Below is a listing; copy all of it exactly.

Start

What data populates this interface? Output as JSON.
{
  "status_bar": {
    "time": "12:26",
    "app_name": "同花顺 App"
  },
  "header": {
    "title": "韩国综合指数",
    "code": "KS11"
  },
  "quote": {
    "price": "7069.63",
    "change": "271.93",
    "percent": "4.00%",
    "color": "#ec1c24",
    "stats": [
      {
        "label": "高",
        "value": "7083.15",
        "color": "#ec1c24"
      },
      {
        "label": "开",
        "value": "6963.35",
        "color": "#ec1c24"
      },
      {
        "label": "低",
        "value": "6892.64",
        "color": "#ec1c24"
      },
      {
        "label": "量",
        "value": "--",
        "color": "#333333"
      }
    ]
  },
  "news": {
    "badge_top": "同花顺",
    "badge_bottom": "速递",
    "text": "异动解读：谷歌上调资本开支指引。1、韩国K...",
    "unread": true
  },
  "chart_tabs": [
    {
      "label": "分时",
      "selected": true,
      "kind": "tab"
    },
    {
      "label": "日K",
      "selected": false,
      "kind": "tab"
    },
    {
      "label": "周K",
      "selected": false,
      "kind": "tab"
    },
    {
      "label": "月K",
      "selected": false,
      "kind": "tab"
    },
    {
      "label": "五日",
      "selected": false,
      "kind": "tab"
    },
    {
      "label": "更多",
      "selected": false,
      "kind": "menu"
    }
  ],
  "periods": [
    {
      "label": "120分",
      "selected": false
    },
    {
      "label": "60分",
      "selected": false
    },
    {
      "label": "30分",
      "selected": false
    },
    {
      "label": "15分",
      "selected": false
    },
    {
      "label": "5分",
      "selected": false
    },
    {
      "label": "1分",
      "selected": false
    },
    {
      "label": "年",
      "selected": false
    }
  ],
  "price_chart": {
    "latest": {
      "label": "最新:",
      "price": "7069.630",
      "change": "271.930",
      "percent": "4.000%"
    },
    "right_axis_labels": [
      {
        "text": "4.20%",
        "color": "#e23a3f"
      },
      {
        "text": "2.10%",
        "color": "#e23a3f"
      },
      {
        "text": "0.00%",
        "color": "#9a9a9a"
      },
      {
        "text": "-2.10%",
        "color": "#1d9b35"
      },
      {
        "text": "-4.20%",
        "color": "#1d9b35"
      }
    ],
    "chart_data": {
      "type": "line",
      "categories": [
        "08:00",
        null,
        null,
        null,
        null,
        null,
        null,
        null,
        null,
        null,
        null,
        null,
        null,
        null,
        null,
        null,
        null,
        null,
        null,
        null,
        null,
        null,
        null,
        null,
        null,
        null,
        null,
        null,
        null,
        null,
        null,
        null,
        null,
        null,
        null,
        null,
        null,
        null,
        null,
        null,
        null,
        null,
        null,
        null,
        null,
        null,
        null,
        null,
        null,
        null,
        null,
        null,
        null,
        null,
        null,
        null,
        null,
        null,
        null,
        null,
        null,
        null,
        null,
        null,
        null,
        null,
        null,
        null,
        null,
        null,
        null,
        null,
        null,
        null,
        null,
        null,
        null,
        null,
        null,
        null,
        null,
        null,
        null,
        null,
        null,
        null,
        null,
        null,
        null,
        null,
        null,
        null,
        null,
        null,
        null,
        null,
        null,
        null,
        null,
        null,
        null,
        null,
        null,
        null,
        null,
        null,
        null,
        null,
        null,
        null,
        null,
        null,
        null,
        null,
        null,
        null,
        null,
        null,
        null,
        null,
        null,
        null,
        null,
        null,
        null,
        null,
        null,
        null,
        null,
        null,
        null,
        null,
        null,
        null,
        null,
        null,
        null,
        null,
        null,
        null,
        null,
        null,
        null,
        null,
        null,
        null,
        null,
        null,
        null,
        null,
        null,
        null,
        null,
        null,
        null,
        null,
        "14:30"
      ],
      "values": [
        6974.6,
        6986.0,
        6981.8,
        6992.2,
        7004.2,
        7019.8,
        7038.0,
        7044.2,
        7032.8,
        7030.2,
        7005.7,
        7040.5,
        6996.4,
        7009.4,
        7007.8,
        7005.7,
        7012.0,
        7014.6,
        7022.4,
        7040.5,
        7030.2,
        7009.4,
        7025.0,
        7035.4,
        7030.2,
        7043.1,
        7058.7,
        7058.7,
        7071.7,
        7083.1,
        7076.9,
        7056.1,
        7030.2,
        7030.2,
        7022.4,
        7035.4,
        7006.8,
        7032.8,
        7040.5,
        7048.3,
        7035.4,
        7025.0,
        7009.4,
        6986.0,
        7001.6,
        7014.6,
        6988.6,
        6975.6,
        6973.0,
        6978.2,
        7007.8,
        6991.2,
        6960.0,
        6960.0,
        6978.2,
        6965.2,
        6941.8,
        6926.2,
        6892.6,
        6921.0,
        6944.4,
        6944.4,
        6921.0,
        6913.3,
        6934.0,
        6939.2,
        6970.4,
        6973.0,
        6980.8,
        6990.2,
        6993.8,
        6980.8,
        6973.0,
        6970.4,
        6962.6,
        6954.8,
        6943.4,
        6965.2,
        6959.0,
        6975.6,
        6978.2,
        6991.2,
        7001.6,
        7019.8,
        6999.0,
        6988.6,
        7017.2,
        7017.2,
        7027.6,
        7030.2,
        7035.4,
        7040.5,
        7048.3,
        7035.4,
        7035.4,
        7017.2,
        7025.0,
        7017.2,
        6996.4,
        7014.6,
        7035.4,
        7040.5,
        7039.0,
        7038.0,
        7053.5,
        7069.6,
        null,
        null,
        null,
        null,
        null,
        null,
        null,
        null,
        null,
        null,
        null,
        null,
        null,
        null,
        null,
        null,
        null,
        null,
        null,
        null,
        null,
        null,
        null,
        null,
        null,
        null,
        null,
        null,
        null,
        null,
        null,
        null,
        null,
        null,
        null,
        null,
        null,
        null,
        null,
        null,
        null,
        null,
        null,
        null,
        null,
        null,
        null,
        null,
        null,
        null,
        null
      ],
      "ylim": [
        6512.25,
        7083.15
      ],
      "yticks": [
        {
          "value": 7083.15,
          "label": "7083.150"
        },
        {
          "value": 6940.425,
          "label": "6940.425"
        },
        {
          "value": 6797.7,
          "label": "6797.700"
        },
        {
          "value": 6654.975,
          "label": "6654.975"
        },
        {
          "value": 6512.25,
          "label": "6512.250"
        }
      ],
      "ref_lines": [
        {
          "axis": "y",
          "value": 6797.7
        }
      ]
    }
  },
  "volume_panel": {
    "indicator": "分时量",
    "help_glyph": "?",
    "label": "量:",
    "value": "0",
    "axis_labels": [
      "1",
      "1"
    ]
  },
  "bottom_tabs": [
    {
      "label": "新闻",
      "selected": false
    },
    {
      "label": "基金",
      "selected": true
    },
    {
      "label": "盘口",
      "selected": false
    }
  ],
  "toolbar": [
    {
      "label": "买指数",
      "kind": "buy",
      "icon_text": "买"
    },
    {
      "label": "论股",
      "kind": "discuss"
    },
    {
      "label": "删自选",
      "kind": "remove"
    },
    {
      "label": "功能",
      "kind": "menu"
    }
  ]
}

End

(COMPLETE ANSWER)
What data populates this interface? Output as JSON.
{
  "status_bar": {
    "time": "12:26",
    "app_name": "同花顺 App"
  },
  "header": {
    "title": "韩国综合指数",
    "code": "KS11"
  },
  "quote": {
    "price": "7069.63",
    "change": "271.93",
    "percent": "4.00%",
    "color": "#ec1c24",
    "stats": [
      {
        "label": "高",
        "value": "7083.15",
        "color": "#ec1c24"
      },
      {
        "label": "开",
        "value": "6963.35",
        "color": "#ec1c24"
      },
      {
        "label": "低",
        "value": "6892.64",
        "color": "#ec1c24"
      },
      {
        "label": "量",
        "value": "--",
        "color": "#333333"
      }
    ]
  },
  "news": {
    "badge_top": "同花顺",
    "badge_bottom": "速递",
    "text": "异动解读：谷歌上调资本开支指引。1、韩国K...",
    "unread": true
  },
  "chart_tabs": [
    {
      "label": "分时",
      "selected": true,
      "kind": "tab"
    },
    {
      "label": "日K",
      "selected": false,
      "kind": "tab"
    },
    {
      "label": "周K",
      "selected": false,
      "kind": "tab"
    },
    {
      "label": "月K",
      "selected": false,
      "kind": "tab"
    },
    {
      "label": "五日",
      "selected": false,
      "kind": "tab"
    },
    {
      "label": "更多",
      "selected": false,
      "kind": "menu"
    }
  ],
  "periods": [
    {
      "label": "120分",
      "selected": false
    },
    {
      "label": "60分",
      "selected": false
    },
    {
      "label": "30分",
      "selected": false
    },
    {
      "label": "15分",
      "selected": false
    },
    {
      "label": "5分",
      "selected": false
    },
    {
      "label": "1分",
      "selected": false
    },
    {
      "label": "年",
      "selected": false
    }
  ],
  "price_chart": {
    "latest": {
      "label": "最新:",
      "price": "7069.630",
      "change": "271.930",
      "percent": "4.000%"
    },
    "right_axis_labels": [
      {
        "text": "4.20%",
        "color": "#e23a3f"
      },
      {
        "text": "2.10%",
        "color": "#e23a3f"
      },
      {
        "text": "0.00%",
        "color": "#9a9a9a"
      },
      {
        "text": "-2.10%",
        "color": "#1d9b35"
      },
      {
        "text": "-4.20%",
        "color": "#1d9b35"
      }
    ],
    "chart_data": {
      "type": "line",
      "categories": [
        "08:00",
        null,
        null,
        null,
        null,
        null,
        null,
        null,
        null,
        null,
        null,
        null,
        null,
        null,
        null,
        null,
        null,
        null,
        null,
        null,
        null,
        null,
        null,
        null,
        null,
        null,
        null,
        null,
        null,
        null,
        null,
        null,
        null,
        null,
        null,
        null,
        null,
        null,
        null,
        null,
        null,
        null,
        null,
        null,
        null,
        null,
        null,
        null,
        null,
        null,
        null,
        null,
        null,
        null,
        null,
        null,
        null,
        null,
        null,
        null,
        null,
        null,
        null,
        null,
        null,
        null,
        null,
        null,
        null,
        null,
        null,
        null,
        null,
        null,
        null,
        null,
        null,
        null,
        null,
        null,
        null,
        null,
        null,
        null,
        null,
        null,
        null,
        null,
        null,
        null,
        null,
        null,
        null,
        null,
        null,
        null,
        null,
        null,
        null,
        null,
        null,
        null,
        null,
        null,
        null,
        null,
        null,
        null,
        null,
        null,
        null,
        null,
        null,
        null,
        null,
        null,
        null,
        null,
        null,
        null,
        null,
        null,
        null,
        null,
        null,
        null,
        null,
        null,
        null,
        null,
        null,
        null,
        null,
        null,
        null,
        null,
        null,
        null,
        null,
        null,
        null,
        null,
        null,
        null,
        null,
        null,
        null,
        null,
        null,
        null,
        null,
        null,
        null,
        null,
        null,
        null,
        "14:30"
      ],
      "values": [
        6974.6,
        6986.0,
        6981.8,
        6992.2,
        7004.2,
        7019.8,
        7038.0,
        7044.2,
        7032.8,
        7030.2,
        7005.7,
        7040.5,
        6996.4,
        7009.4,
        7007.8,
        7005.7,
        7012.0,
        7014.6,
        7022.4,
        7040.5,
        7030.2,
        7009.4,
        7025.0,
        7035.4,
        7030.2,
        7043.1,
        7058.7,
        7058.7,
        7071.7,
        7083.1,
        7076.9,
        7056.1,
        7030.2,
        7030.2,
        7022.4,
        7035.4,
        7006.8,
        7032.8,
        7040.5,
        7048.3,
        7035.4,
        7025.0,
        7009.4,
        6986.0,
        7001.6,
        7014.6,
        6988.6,
        6975.6,
        6973.0,
        6978.2,
        7007.8,
        6991.2,
        6960.0,
        6960.0,
        6978.2,
        6965.2,
        6941.8,
        6926.2,
        6892.6,
        6921.0,
        6944.4,
        6944.4,
        6921.0,
        6913.3,
        6934.0,
        6939.2,
        6970.4,
        6973.0,
        6980.8,
        6990.2,
        6993.8,
        6980.8,
        6973.0,
        6970.4,
        6962.6,
        6954.8,
        6943.4,
        6965.2,
        6959.0,
        6975.6,
        6978.2,
        6991.2,
        7001.6,
        7019.8,
        6999.0,
        6988.6,
        7017.2,
        7017.2,
        7027.6,
        7030.2,
        7035.4,
        7040.5,
        7048.3,
        7035.4,
        7035.4,
        7017.2,
        7025.0,
        7017.2,
        6996.4,
        7014.6,
        7035.4,
        7040.5,
        7039.0,
        7038.0,
        7053.5,
        7069.6,
        null,
        null,
        null,
        null,
        null,
        null,
        null,
        null,
        null,
        null,
        null,
        null,
        null,
        null,
        null,
        null,
        null,
        null,
        null,
        null,
        null,
        null,
        null,
        null,
        null,
        null,
        null,
        null,
        null,
        null,
        null,
        null,
        null,
        null,
        null,
        null,
        null,
        null,
        null,
        null,
        null,
        null,
        null,
        null,
        null,
        null,
        null,
        null,
        null,
        null,
        null
      ],
      "ylim": [
        6512.25,
        7083.15
      ],
      "yticks": [
        {
          "value": 7083.15,
          "label": "7083.150"
        },
        {
          "value": 6940.425,
          "label": "6940.425"
        },
        {
          "value": 6797.7,
          "label": "6797.700"
        },
        {
          "value": 6654.975,
          "label": "6654.975"
        },
        {
          "value": 6512.25,
          "label": "6512.250"
        }
      ],
      "ref_lines": [
        {
          "axis": "y",
          "value": 6797.7
        }
      ]
    }
  },
  "volume_panel": {
    "indicator": "分时量",
    "help_glyph": "?",
    "label": "量:",
    "value": "0",
    "axis_labels": [
      "1",
      "1"
    ]
  },
  "bottom_tabs": [
    {
      "label": "新闻",
      "selected": false
    },
    {
      "label": "基金",
      "selected": true
    },
    {
      "label": "盘口",
      "selected": false
    }
  ],
  "toolbar": [
    {
      "label": "买指数",
      "kind": "buy",
      "icon_text": "买"
    },
    {
      "label": "论股",
      "kind": "discuss"
    },
    {
      "label": "删自选",
      "kind": "remove"
    },
    {
      "label": "功能",
      "kind": "menu"
    }
  ]
}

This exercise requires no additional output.